§ Required work
Quote the listing in full, exactly as given, minus any pictures.
'''
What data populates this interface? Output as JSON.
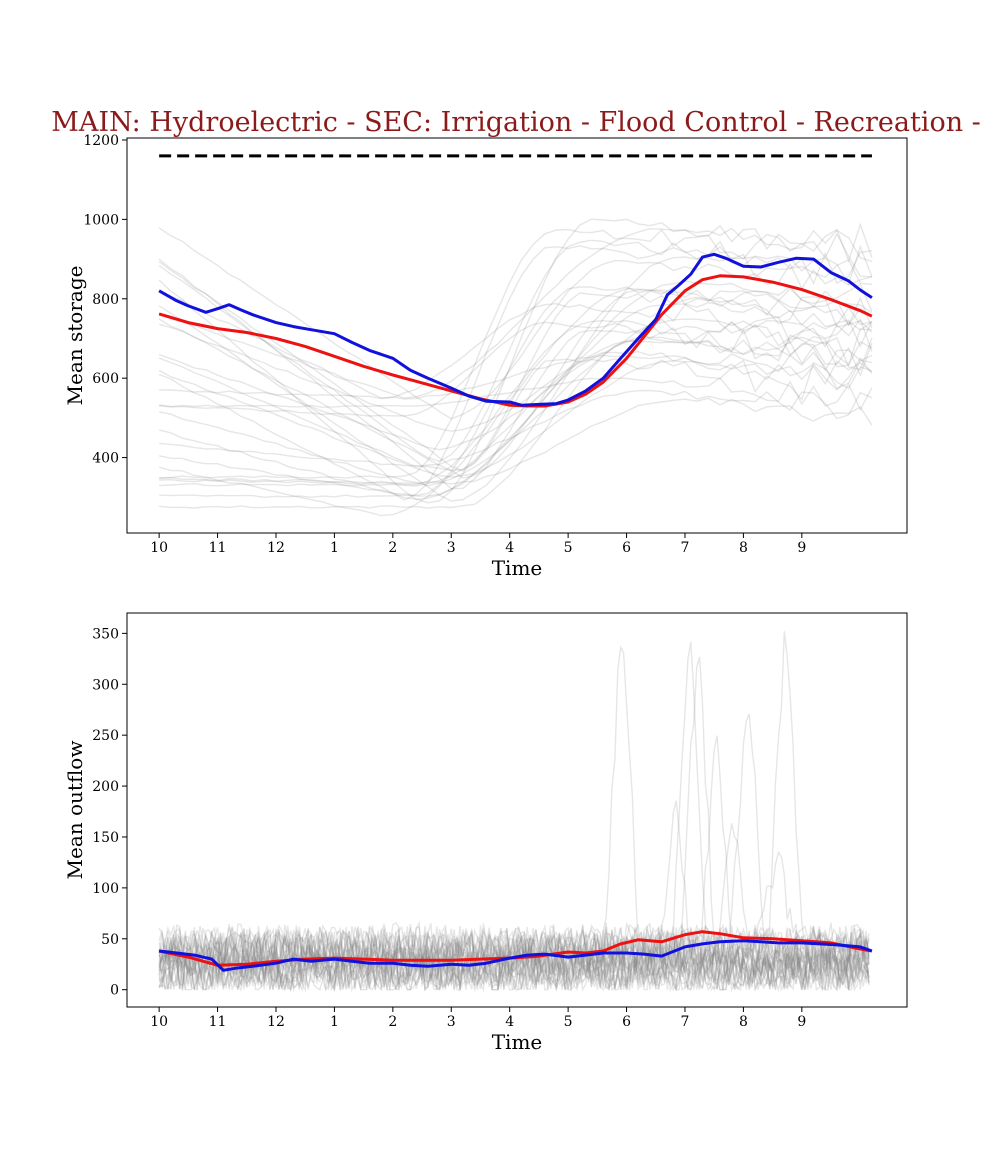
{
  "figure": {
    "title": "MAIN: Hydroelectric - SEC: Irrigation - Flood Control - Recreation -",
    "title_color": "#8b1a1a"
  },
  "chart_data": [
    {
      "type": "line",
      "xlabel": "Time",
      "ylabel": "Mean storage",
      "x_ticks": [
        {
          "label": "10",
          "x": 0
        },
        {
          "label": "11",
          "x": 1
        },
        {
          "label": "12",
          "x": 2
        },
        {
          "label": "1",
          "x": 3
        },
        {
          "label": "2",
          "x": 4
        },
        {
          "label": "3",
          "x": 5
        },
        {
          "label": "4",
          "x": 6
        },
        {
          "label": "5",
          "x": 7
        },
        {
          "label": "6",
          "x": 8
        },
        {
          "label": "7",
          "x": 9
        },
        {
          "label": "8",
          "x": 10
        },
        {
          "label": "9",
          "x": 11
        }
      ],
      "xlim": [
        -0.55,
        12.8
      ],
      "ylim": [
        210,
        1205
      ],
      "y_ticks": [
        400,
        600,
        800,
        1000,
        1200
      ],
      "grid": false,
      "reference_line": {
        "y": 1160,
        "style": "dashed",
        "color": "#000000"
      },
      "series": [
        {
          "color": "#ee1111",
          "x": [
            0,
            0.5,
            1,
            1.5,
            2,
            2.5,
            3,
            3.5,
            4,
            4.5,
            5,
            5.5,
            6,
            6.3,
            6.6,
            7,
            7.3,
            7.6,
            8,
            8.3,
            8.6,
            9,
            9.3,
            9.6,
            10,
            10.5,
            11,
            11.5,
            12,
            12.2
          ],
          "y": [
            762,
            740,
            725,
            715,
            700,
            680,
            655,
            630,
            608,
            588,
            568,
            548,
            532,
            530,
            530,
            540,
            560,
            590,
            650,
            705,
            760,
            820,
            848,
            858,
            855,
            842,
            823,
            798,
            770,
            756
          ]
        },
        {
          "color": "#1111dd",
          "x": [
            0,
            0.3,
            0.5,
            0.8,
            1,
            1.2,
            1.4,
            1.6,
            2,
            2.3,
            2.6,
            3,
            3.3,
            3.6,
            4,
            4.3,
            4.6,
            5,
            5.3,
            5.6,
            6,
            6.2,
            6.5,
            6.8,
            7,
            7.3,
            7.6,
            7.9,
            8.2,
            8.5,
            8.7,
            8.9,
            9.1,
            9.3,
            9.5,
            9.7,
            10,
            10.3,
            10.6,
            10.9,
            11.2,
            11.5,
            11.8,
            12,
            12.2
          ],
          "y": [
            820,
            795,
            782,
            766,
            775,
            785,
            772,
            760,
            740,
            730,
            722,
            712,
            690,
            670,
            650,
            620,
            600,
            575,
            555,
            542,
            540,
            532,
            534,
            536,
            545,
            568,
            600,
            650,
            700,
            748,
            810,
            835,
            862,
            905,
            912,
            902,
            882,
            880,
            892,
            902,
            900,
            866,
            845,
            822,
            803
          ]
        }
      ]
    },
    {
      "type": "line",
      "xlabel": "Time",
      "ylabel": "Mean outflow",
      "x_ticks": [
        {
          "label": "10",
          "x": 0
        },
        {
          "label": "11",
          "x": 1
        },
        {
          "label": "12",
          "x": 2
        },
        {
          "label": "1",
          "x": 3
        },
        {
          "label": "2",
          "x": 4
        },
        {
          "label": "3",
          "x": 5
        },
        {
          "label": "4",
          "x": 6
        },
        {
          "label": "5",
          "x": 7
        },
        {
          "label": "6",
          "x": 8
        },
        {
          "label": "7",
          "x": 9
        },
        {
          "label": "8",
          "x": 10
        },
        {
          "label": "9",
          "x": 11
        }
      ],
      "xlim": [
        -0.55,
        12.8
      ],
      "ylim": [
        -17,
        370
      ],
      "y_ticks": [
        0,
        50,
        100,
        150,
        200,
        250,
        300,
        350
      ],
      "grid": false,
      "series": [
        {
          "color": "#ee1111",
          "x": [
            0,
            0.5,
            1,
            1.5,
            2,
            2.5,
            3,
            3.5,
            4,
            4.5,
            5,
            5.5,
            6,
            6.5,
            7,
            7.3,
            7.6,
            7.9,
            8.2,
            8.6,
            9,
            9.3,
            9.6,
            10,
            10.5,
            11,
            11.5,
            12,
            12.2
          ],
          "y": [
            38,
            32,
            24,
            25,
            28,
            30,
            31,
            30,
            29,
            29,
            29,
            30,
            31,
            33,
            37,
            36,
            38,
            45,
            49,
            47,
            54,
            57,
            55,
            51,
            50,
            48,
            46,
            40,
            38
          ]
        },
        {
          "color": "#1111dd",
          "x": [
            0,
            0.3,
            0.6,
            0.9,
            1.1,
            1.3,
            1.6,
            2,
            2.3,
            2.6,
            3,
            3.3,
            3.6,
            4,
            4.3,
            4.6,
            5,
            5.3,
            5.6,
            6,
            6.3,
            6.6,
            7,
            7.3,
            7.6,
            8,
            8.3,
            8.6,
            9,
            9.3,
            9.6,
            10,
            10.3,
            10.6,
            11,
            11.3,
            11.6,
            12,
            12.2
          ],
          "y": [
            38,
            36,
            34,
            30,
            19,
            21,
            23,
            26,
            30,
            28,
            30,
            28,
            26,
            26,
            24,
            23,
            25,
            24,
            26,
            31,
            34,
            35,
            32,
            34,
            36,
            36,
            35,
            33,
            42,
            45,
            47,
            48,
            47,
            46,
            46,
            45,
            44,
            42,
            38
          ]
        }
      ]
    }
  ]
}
'''
§ Solution to the exercise
What data populates this interface? Output as JSON.
{
  "figure": {
    "title": "MAIN: Hydroelectric - SEC: Irrigation - Flood Control - Recreation -",
    "title_color": "#8b1a1a"
  },
  "chart_data": [
    {
      "type": "line",
      "xlabel": "Time",
      "ylabel": "Mean storage",
      "x_ticks": [
        {
          "label": "10",
          "x": 0
        },
        {
          "label": "11",
          "x": 1
        },
        {
          "label": "12",
          "x": 2
        },
        {
          "label": "1",
          "x": 3
        },
        {
          "label": "2",
          "x": 4
        },
        {
          "label": "3",
          "x": 5
        },
        {
          "label": "4",
          "x": 6
        },
        {
          "label": "5",
          "x": 7
        },
        {
          "label": "6",
          "x": 8
        },
        {
          "label": "7",
          "x": 9
        },
        {
          "label": "8",
          "x": 10
        },
        {
          "label": "9",
          "x": 11
        }
      ],
      "xlim": [
        -0.55,
        12.8
      ],
      "ylim": [
        210,
        1205
      ],
      "y_ticks": [
        400,
        600,
        800,
        1000,
        1200
      ],
      "grid": false,
      "reference_line": {
        "y": 1160,
        "style": "dashed",
        "color": "#000000"
      },
      "series": [
        {
          "color": "#ee1111",
          "x": [
            0,
            0.5,
            1,
            1.5,
            2,
            2.5,
            3,
            3.5,
            4,
            4.5,
            5,
            5.5,
            6,
            6.3,
            6.6,
            7,
            7.3,
            7.6,
            8,
            8.3,
            8.6,
            9,
            9.3,
            9.6,
            10,
            10.5,
            11,
            11.5,
            12,
            12.2
          ],
          "y": [
            762,
            740,
            725,
            715,
            700,
            680,
            655,
            630,
            608,
            588,
            568,
            548,
            532,
            530,
            530,
            540,
            560,
            590,
            650,
            705,
            760,
            820,
            848,
            858,
            855,
            842,
            823,
            798,
            770,
            756
          ]
        },
        {
          "color": "#1111dd",
          "x": [
            0,
            0.3,
            0.5,
            0.8,
            1,
            1.2,
            1.4,
            1.6,
            2,
            2.3,
            2.6,
            3,
            3.3,
            3.6,
            4,
            4.3,
            4.6,
            5,
            5.3,
            5.6,
            6,
            6.2,
            6.5,
            6.8,
            7,
            7.3,
            7.6,
            7.9,
            8.2,
            8.5,
            8.7,
            8.9,
            9.1,
            9.3,
            9.5,
            9.7,
            10,
            10.3,
            10.6,
            10.9,
            11.2,
            11.5,
            11.8,
            12,
            12.2
          ],
          "y": [
            820,
            795,
            782,
            766,
            775,
            785,
            772,
            760,
            740,
            730,
            722,
            712,
            690,
            670,
            650,
            620,
            600,
            575,
            555,
            542,
            540,
            532,
            534,
            536,
            545,
            568,
            600,
            650,
            700,
            748,
            810,
            835,
            862,
            905,
            912,
            902,
            882,
            880,
            892,
            902,
            900,
            866,
            845,
            822,
            803
          ]
        }
      ]
    },
    {
      "type": "line",
      "xlabel": "Time",
      "ylabel": "Mean outflow",
      "x_ticks": [
        {
          "label": "10",
          "x": 0
        },
        {
          "label": "11",
          "x": 1
        },
        {
          "label": "12",
          "x": 2
        },
        {
          "label": "1",
          "x": 3
        },
        {
          "label": "2",
          "x": 4
        },
        {
          "label": "3",
          "x": 5
        },
        {
          "label": "4",
          "x": 6
        },
        {
          "label": "5",
          "x": 7
        },
        {
          "label": "6",
          "x": 8
        },
        {
          "label": "7",
          "x": 9
        },
        {
          "label": "8",
          "x": 10
        },
        {
          "label": "9",
          "x": 11
        }
      ],
      "xlim": [
        -0.55,
        12.8
      ],
      "ylim": [
        -17,
        370
      ],
      "y_ticks": [
        0,
        50,
        100,
        150,
        200,
        250,
        300,
        350
      ],
      "grid": false,
      "series": [
        {
          "color": "#ee1111",
          "x": [
            0,
            0.5,
            1,
            1.5,
            2,
            2.5,
            3,
            3.5,
            4,
            4.5,
            5,
            5.5,
            6,
            6.5,
            7,
            7.3,
            7.6,
            7.9,
            8.2,
            8.6,
            9,
            9.3,
            9.6,
            10,
            10.5,
            11,
            11.5,
            12,
            12.2
          ],
          "y": [
            38,
            32,
            24,
            25,
            28,
            30,
            31,
            30,
            29,
            29,
            29,
            30,
            31,
            33,
            37,
            36,
            38,
            45,
            49,
            47,
            54,
            57,
            55,
            51,
            50,
            48,
            46,
            40,
            38
          ]
        },
        {
          "color": "#1111dd",
          "x": [
            0,
            0.3,
            0.6,
            0.9,
            1.1,
            1.3,
            1.6,
            2,
            2.3,
            2.6,
            3,
            3.3,
            3.6,
            4,
            4.3,
            4.6,
            5,
            5.3,
            5.6,
            6,
            6.3,
            6.6,
            7,
            7.3,
            7.6,
            8,
            8.3,
            8.6,
            9,
            9.3,
            9.6,
            10,
            10.3,
            10.6,
            11,
            11.3,
            11.6,
            12,
            12.2
          ],
          "y": [
            38,
            36,
            34,
            30,
            19,
            21,
            23,
            26,
            30,
            28,
            30,
            28,
            26,
            26,
            24,
            23,
            25,
            24,
            26,
            31,
            34,
            35,
            32,
            34,
            36,
            36,
            35,
            33,
            42,
            45,
            47,
            48,
            47,
            46,
            46,
            45,
            44,
            42,
            38
          ]
        }
      ]
    }
  ]
}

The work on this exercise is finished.